- **Directive**: Give the count of lines containing the string "adaptéry", with no other output.

==================================================

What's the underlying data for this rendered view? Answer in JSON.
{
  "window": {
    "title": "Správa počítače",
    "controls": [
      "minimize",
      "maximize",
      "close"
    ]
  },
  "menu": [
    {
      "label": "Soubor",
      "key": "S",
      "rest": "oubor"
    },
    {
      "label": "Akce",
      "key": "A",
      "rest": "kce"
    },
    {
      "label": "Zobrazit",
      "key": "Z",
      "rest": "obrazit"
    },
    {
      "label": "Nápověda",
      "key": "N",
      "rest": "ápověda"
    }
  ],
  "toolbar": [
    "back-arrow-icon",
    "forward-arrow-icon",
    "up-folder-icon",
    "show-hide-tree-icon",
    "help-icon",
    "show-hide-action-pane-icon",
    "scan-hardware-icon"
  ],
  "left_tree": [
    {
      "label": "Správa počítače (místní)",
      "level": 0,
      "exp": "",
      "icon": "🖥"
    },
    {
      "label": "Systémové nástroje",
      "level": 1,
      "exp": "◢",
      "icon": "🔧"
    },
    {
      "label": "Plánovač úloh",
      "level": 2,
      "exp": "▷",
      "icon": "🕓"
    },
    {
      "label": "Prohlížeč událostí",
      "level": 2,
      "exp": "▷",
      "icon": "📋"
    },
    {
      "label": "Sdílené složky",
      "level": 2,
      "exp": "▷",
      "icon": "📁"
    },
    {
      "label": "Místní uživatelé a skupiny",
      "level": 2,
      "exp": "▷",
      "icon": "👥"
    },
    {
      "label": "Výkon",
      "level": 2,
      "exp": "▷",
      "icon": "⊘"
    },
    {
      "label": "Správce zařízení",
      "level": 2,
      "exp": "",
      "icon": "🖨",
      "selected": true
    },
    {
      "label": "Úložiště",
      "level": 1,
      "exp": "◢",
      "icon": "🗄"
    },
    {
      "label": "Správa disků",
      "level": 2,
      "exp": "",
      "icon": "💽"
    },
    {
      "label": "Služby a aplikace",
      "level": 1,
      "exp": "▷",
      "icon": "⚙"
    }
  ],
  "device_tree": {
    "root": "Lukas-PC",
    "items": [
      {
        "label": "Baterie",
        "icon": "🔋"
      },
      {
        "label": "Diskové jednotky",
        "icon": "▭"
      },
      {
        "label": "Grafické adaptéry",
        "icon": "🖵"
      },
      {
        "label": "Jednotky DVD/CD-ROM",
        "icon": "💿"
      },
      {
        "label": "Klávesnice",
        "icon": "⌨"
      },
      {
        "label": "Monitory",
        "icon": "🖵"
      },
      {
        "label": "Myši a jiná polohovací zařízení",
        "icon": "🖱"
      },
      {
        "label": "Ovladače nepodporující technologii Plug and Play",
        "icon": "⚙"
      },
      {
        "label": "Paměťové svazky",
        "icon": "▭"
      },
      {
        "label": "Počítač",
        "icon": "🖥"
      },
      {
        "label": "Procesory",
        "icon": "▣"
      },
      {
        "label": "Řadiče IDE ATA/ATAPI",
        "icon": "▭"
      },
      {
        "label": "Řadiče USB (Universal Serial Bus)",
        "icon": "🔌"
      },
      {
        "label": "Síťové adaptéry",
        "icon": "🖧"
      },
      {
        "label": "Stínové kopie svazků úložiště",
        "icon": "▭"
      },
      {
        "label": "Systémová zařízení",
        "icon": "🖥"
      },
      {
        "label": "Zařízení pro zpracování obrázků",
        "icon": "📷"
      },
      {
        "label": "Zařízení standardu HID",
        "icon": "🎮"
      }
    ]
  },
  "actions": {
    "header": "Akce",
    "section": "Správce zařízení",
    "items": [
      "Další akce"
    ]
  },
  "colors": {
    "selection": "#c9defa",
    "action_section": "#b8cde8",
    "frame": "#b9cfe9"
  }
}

==================================================

- **Exercise result**: 2